Exercise prompt — Repeat all the material exactly; pictures stay out of your copy.

Material provided —
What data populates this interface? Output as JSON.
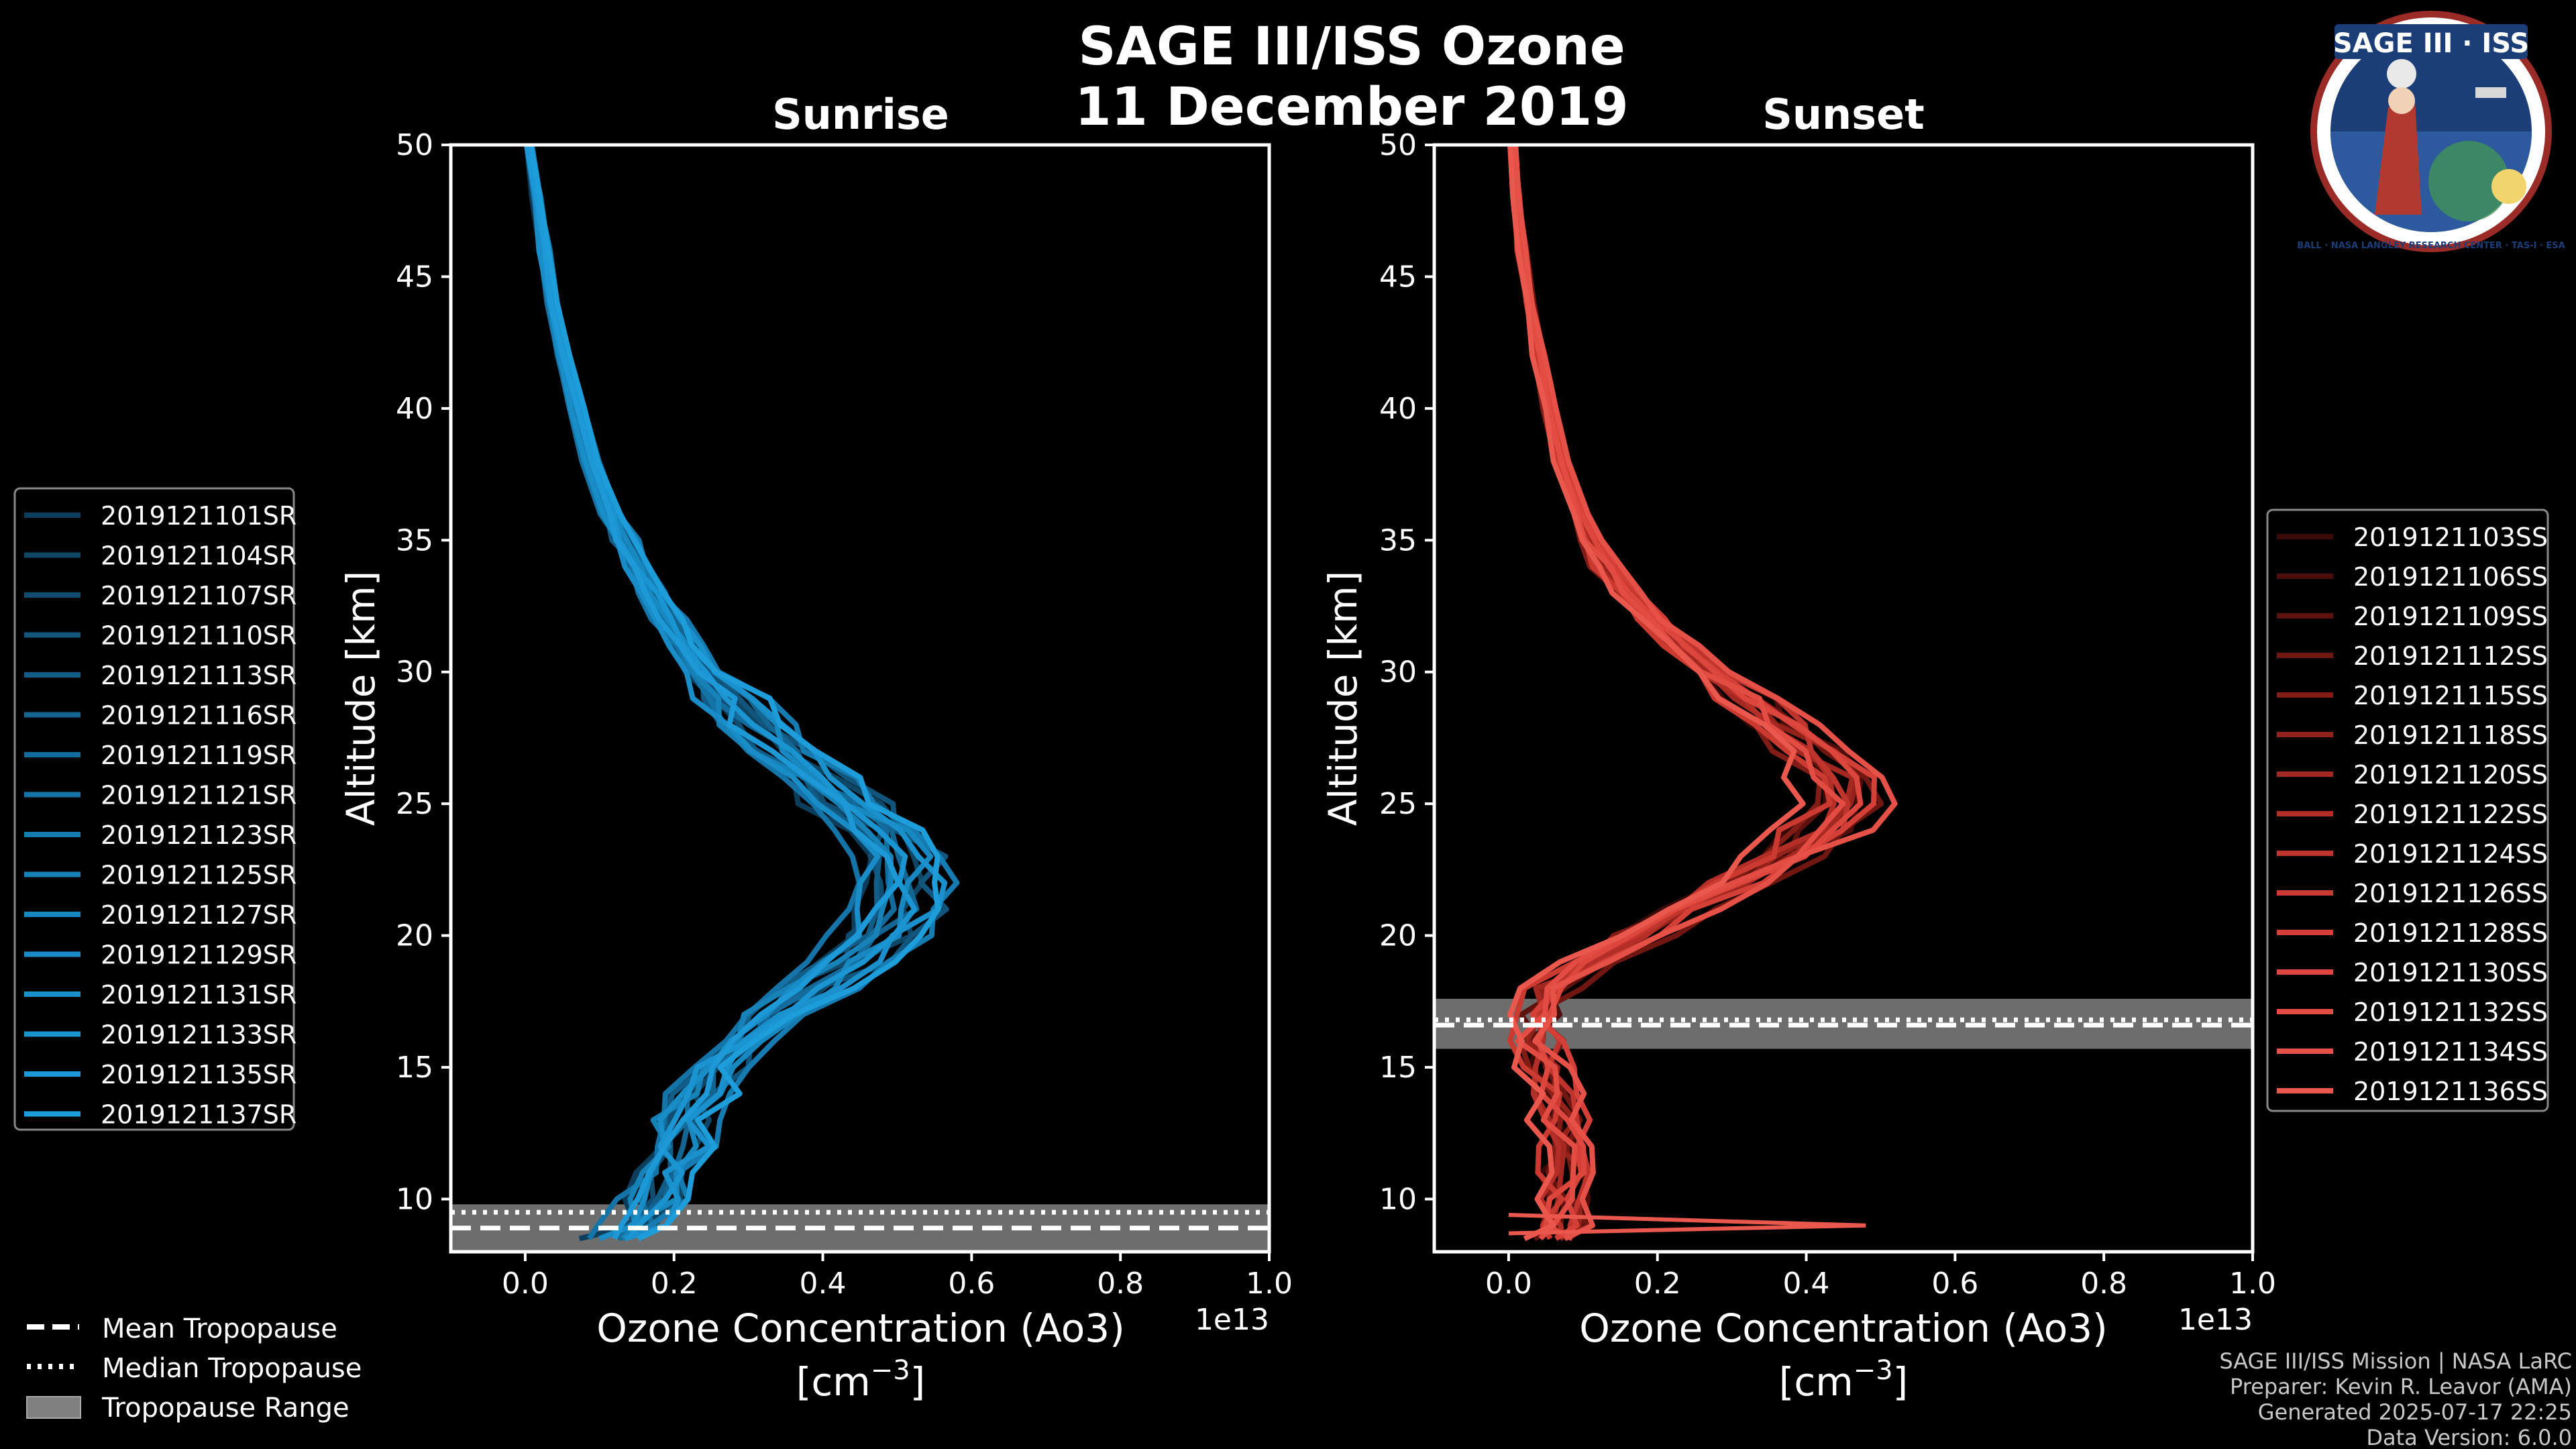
{
  "title": "SAGE III/ISS Ozone",
  "subtitle": "11 December 2019",
  "logo": {
    "name": "SAGE III · ISS",
    "ring_text": "BALL · NASA LANGLEY RESEARCH CENTER · TAS-I · ESA"
  },
  "footer": {
    "line1": "SAGE III/ISS Mission | NASA LaRC",
    "line2": "Preparer: Kevin R. Leavor (AMA)",
    "line3": "Generated 2025-07-17 22:25",
    "line4": "Data Version: 6.0.0"
  },
  "trop_legend": {
    "mean": "Mean Tropopause",
    "median": "Median Tropopause",
    "range": "Tropopause Range"
  },
  "colors": {
    "sunrise": "#1f8fd4",
    "sunset": "#e8564a",
    "trop_band": "#808080"
  },
  "chart_data": [
    {
      "type": "line",
      "panel": "sunrise",
      "title": "Sunrise",
      "xlabel": "Ozone Concentration (Ao3)",
      "xunits": "[cm",
      "xunits_exp": "−3",
      "xunits_close": "]",
      "ylabel": "Altitude [km]",
      "xlim": [
        -0.1,
        1.0
      ],
      "ylim": [
        8,
        50
      ],
      "x_offset_label": "1e13",
      "xticks": [
        0.0,
        0.2,
        0.4,
        0.6,
        0.8,
        1.0
      ],
      "xtick_labels": [
        "0.0",
        "0.2",
        "0.4",
        "0.6",
        "0.8",
        "1.0"
      ],
      "yticks": [
        10,
        15,
        20,
        25,
        30,
        35,
        40,
        45,
        50
      ],
      "ytick_labels": [
        "10",
        "15",
        "20",
        "25",
        "30",
        "35",
        "40",
        "45",
        "50"
      ],
      "tropopause": {
        "mean": 8.9,
        "median": 9.5,
        "range": [
          8.0,
          9.8
        ]
      },
      "profile_alt": [
        8.5,
        9,
        10,
        11,
        12,
        13,
        14,
        15,
        16,
        17,
        18,
        19,
        20,
        21,
        22,
        23,
        24,
        25,
        26,
        27,
        28,
        29,
        30,
        31,
        32,
        33,
        34,
        35,
        36,
        38,
        40,
        42,
        44,
        46,
        48,
        50
      ],
      "profile_base": [
        0.12,
        0.15,
        0.17,
        0.19,
        0.2,
        0.21,
        0.23,
        0.25,
        0.29,
        0.33,
        0.38,
        0.43,
        0.47,
        0.5,
        0.51,
        0.5,
        0.47,
        0.43,
        0.39,
        0.34,
        0.3,
        0.27,
        0.24,
        0.215,
        0.19,
        0.17,
        0.15,
        0.13,
        0.115,
        0.09,
        0.07,
        0.05,
        0.035,
        0.025,
        0.015,
        0.005
      ],
      "series": [
        {
          "name": "2019121101SR",
          "color": "#0d3d5c",
          "offset": -0.03
        },
        {
          "name": "2019121104SR",
          "color": "#0f4666",
          "offset": 0.02
        },
        {
          "name": "2019121107SR",
          "color": "#104d71",
          "offset": -0.01
        },
        {
          "name": "2019121110SR",
          "color": "#11557c",
          "offset": 0.03
        },
        {
          "name": "2019121113SR",
          "color": "#125d87",
          "offset": -0.02
        },
        {
          "name": "2019121116SR",
          "color": "#136592",
          "offset": 0.01
        },
        {
          "name": "2019121119SR",
          "color": "#146c9c",
          "offset": 0.0
        },
        {
          "name": "2019121121SR",
          "color": "#1574a7",
          "offset": -0.04
        },
        {
          "name": "2019121123SR",
          "color": "#167bb0",
          "offset": 0.04
        },
        {
          "name": "2019121125SR",
          "color": "#1782b8",
          "offset": -0.015
        },
        {
          "name": "2019121127SR",
          "color": "#1888c0",
          "offset": 0.015
        },
        {
          "name": "2019121129SR",
          "color": "#198dc7",
          "offset": -0.025
        },
        {
          "name": "2019121131SR",
          "color": "#1a91cc",
          "offset": 0.025
        },
        {
          "name": "2019121133SR",
          "color": "#1b95d1",
          "offset": 0.005
        },
        {
          "name": "2019121135SR",
          "color": "#1c99d6",
          "offset": -0.005
        },
        {
          "name": "2019121137SR",
          "color": "#1e9ddb",
          "offset": 0.035
        }
      ]
    },
    {
      "type": "line",
      "panel": "sunset",
      "title": "Sunset",
      "xlabel": "Ozone Concentration (Ao3)",
      "xunits": "[cm",
      "xunits_exp": "−3",
      "xunits_close": "]",
      "ylabel": "Altitude [km]",
      "xlim": [
        -0.1,
        1.0
      ],
      "ylim": [
        8,
        50
      ],
      "x_offset_label": "1e13",
      "xticks": [
        0.0,
        0.2,
        0.4,
        0.6,
        0.8,
        1.0
      ],
      "xtick_labels": [
        "0.0",
        "0.2",
        "0.4",
        "0.6",
        "0.8",
        "1.0"
      ],
      "yticks": [
        10,
        15,
        20,
        25,
        30,
        35,
        40,
        45,
        50
      ],
      "ytick_labels": [
        "10",
        "15",
        "20",
        "25",
        "30",
        "35",
        "40",
        "45",
        "50"
      ],
      "tropopause": {
        "mean": 16.6,
        "median": 16.8,
        "range": [
          15.7,
          17.6
        ]
      },
      "profile_alt": [
        8.5,
        9,
        10,
        11,
        12,
        13,
        14,
        15,
        16,
        17,
        18,
        19,
        20,
        21,
        22,
        23,
        24,
        25,
        26,
        27,
        28,
        29,
        30,
        31,
        32,
        33,
        34,
        35,
        36,
        38,
        40,
        42,
        44,
        46,
        48,
        50
      ],
      "profile_base": [
        0.06,
        0.07,
        0.07,
        0.08,
        0.08,
        0.07,
        0.06,
        0.05,
        0.04,
        0.04,
        0.06,
        0.11,
        0.18,
        0.24,
        0.31,
        0.37,
        0.42,
        0.45,
        0.44,
        0.41,
        0.37,
        0.32,
        0.27,
        0.23,
        0.19,
        0.16,
        0.13,
        0.11,
        0.095,
        0.07,
        0.055,
        0.04,
        0.028,
        0.018,
        0.01,
        0.003
      ],
      "spike": {
        "alt": 9.0,
        "value": 0.48
      },
      "series": [
        {
          "name": "2019121103SS",
          "color": "#3a0a08",
          "offset": -0.02
        },
        {
          "name": "2019121106SS",
          "color": "#4c0e0b",
          "offset": 0.02
        },
        {
          "name": "2019121109SS",
          "color": "#5e120e",
          "offset": -0.01
        },
        {
          "name": "2019121112SS",
          "color": "#701712",
          "offset": 0.03
        },
        {
          "name": "2019121115SS",
          "color": "#821c16",
          "offset": -0.03
        },
        {
          "name": "2019121118SS",
          "color": "#93221b",
          "offset": 0.01
        },
        {
          "name": "2019121120SS",
          "color": "#a32821",
          "offset": 0.0
        },
        {
          "name": "2019121122SS",
          "color": "#b22e26",
          "offset": -0.015
        },
        {
          "name": "2019121124SS",
          "color": "#bf342c",
          "offset": 0.015
        },
        {
          "name": "2019121126SS",
          "color": "#ca3a31",
          "offset": -0.025
        },
        {
          "name": "2019121128SS",
          "color": "#d44037",
          "offset": 0.025
        },
        {
          "name": "2019121130SS",
          "color": "#dc463c",
          "offset": 0.005
        },
        {
          "name": "2019121132SS",
          "color": "#e24c42",
          "offset": -0.005
        },
        {
          "name": "2019121134SS",
          "color": "#e65147",
          "offset": 0.035
        },
        {
          "name": "2019121136SS",
          "color": "#ea574d",
          "offset": -0.035
        }
      ]
    }
  ]
}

Response —
What data populates this interface? Output as JSON.
{
  "title": "SAGE III/ISS Ozone",
  "subtitle": "11 December 2019",
  "logo": {
    "name": "SAGE III · ISS",
    "ring_text": "BALL · NASA LANGLEY RESEARCH CENTER · TAS-I · ESA"
  },
  "footer": {
    "line1": "SAGE III/ISS Mission | NASA LaRC",
    "line2": "Preparer: Kevin R. Leavor (AMA)",
    "line3": "Generated 2025-07-17 22:25",
    "line4": "Data Version: 6.0.0"
  },
  "trop_legend": {
    "mean": "Mean Tropopause",
    "median": "Median Tropopause",
    "range": "Tropopause Range"
  },
  "colors": {
    "sunrise": "#1f8fd4",
    "sunset": "#e8564a",
    "trop_band": "#808080"
  },
  "chart_data": [
    {
      "type": "line",
      "panel": "sunrise",
      "title": "Sunrise",
      "xlabel": "Ozone Concentration (Ao3)",
      "xunits": "[cm",
      "xunits_exp": "−3",
      "xunits_close": "]",
      "ylabel": "Altitude [km]",
      "xlim": [
        -0.1,
        1.0
      ],
      "ylim": [
        8,
        50
      ],
      "x_offset_label": "1e13",
      "xticks": [
        0.0,
        0.2,
        0.4,
        0.6,
        0.8,
        1.0
      ],
      "xtick_labels": [
        "0.0",
        "0.2",
        "0.4",
        "0.6",
        "0.8",
        "1.0"
      ],
      "yticks": [
        10,
        15,
        20,
        25,
        30,
        35,
        40,
        45,
        50
      ],
      "ytick_labels": [
        "10",
        "15",
        "20",
        "25",
        "30",
        "35",
        "40",
        "45",
        "50"
      ],
      "tropopause": {
        "mean": 8.9,
        "median": 9.5,
        "range": [
          8.0,
          9.8
        ]
      },
      "profile_alt": [
        8.5,
        9,
        10,
        11,
        12,
        13,
        14,
        15,
        16,
        17,
        18,
        19,
        20,
        21,
        22,
        23,
        24,
        25,
        26,
        27,
        28,
        29,
        30,
        31,
        32,
        33,
        34,
        35,
        36,
        38,
        40,
        42,
        44,
        46,
        48,
        50
      ],
      "profile_base": [
        0.12,
        0.15,
        0.17,
        0.19,
        0.2,
        0.21,
        0.23,
        0.25,
        0.29,
        0.33,
        0.38,
        0.43,
        0.47,
        0.5,
        0.51,
        0.5,
        0.47,
        0.43,
        0.39,
        0.34,
        0.3,
        0.27,
        0.24,
        0.215,
        0.19,
        0.17,
        0.15,
        0.13,
        0.115,
        0.09,
        0.07,
        0.05,
        0.035,
        0.025,
        0.015,
        0.005
      ],
      "series": [
        {
          "name": "2019121101SR",
          "color": "#0d3d5c",
          "offset": -0.03
        },
        {
          "name": "2019121104SR",
          "color": "#0f4666",
          "offset": 0.02
        },
        {
          "name": "2019121107SR",
          "color": "#104d71",
          "offset": -0.01
        },
        {
          "name": "2019121110SR",
          "color": "#11557c",
          "offset": 0.03
        },
        {
          "name": "2019121113SR",
          "color": "#125d87",
          "offset": -0.02
        },
        {
          "name": "2019121116SR",
          "color": "#136592",
          "offset": 0.01
        },
        {
          "name": "2019121119SR",
          "color": "#146c9c",
          "offset": 0.0
        },
        {
          "name": "2019121121SR",
          "color": "#1574a7",
          "offset": -0.04
        },
        {
          "name": "2019121123SR",
          "color": "#167bb0",
          "offset": 0.04
        },
        {
          "name": "2019121125SR",
          "color": "#1782b8",
          "offset": -0.015
        },
        {
          "name": "2019121127SR",
          "color": "#1888c0",
          "offset": 0.015
        },
        {
          "name": "2019121129SR",
          "color": "#198dc7",
          "offset": -0.025
        },
        {
          "name": "2019121131SR",
          "color": "#1a91cc",
          "offset": 0.025
        },
        {
          "name": "2019121133SR",
          "color": "#1b95d1",
          "offset": 0.005
        },
        {
          "name": "2019121135SR",
          "color": "#1c99d6",
          "offset": -0.005
        },
        {
          "name": "2019121137SR",
          "color": "#1e9ddb",
          "offset": 0.035
        }
      ]
    },
    {
      "type": "line",
      "panel": "sunset",
      "title": "Sunset",
      "xlabel": "Ozone Concentration (Ao3)",
      "xunits": "[cm",
      "xunits_exp": "−3",
      "xunits_close": "]",
      "ylabel": "Altitude [km]",
      "xlim": [
        -0.1,
        1.0
      ],
      "ylim": [
        8,
        50
      ],
      "x_offset_label": "1e13",
      "xticks": [
        0.0,
        0.2,
        0.4,
        0.6,
        0.8,
        1.0
      ],
      "xtick_labels": [
        "0.0",
        "0.2",
        "0.4",
        "0.6",
        "0.8",
        "1.0"
      ],
      "yticks": [
        10,
        15,
        20,
        25,
        30,
        35,
        40,
        45,
        50
      ],
      "ytick_labels": [
        "10",
        "15",
        "20",
        "25",
        "30",
        "35",
        "40",
        "45",
        "50"
      ],
      "tropopause": {
        "mean": 16.6,
        "median": 16.8,
        "range": [
          15.7,
          17.6
        ]
      },
      "profile_alt": [
        8.5,
        9,
        10,
        11,
        12,
        13,
        14,
        15,
        16,
        17,
        18,
        19,
        20,
        21,
        22,
        23,
        24,
        25,
        26,
        27,
        28,
        29,
        30,
        31,
        32,
        33,
        34,
        35,
        36,
        38,
        40,
        42,
        44,
        46,
        48,
        50
      ],
      "profile_base": [
        0.06,
        0.07,
        0.07,
        0.08,
        0.08,
        0.07,
        0.06,
        0.05,
        0.04,
        0.04,
        0.06,
        0.11,
        0.18,
        0.24,
        0.31,
        0.37,
        0.42,
        0.45,
        0.44,
        0.41,
        0.37,
        0.32,
        0.27,
        0.23,
        0.19,
        0.16,
        0.13,
        0.11,
        0.095,
        0.07,
        0.055,
        0.04,
        0.028,
        0.018,
        0.01,
        0.003
      ],
      "spike": {
        "alt": 9.0,
        "value": 0.48
      },
      "series": [
        {
          "name": "2019121103SS",
          "color": "#3a0a08",
          "offset": -0.02
        },
        {
          "name": "2019121106SS",
          "color": "#4c0e0b",
          "offset": 0.02
        },
        {
          "name": "2019121109SS",
          "color": "#5e120e",
          "offset": -0.01
        },
        {
          "name": "2019121112SS",
          "color": "#701712",
          "offset": 0.03
        },
        {
          "name": "2019121115SS",
          "color": "#821c16",
          "offset": -0.03
        },
        {
          "name": "2019121118SS",
          "color": "#93221b",
          "offset": 0.01
        },
        {
          "name": "2019121120SS",
          "color": "#a32821",
          "offset": 0.0
        },
        {
          "name": "2019121122SS",
          "color": "#b22e26",
          "offset": -0.015
        },
        {
          "name": "2019121124SS",
          "color": "#bf342c",
          "offset": 0.015
        },
        {
          "name": "2019121126SS",
          "color": "#ca3a31",
          "offset": -0.025
        },
        {
          "name": "2019121128SS",
          "color": "#d44037",
          "offset": 0.025
        },
        {
          "name": "2019121130SS",
          "color": "#dc463c",
          "offset": 0.005
        },
        {
          "name": "2019121132SS",
          "color": "#e24c42",
          "offset": -0.005
        },
        {
          "name": "2019121134SS",
          "color": "#e65147",
          "offset": 0.035
        },
        {
          "name": "2019121136SS",
          "color": "#ea574d",
          "offset": -0.035
        }
      ]
    }
  ]
}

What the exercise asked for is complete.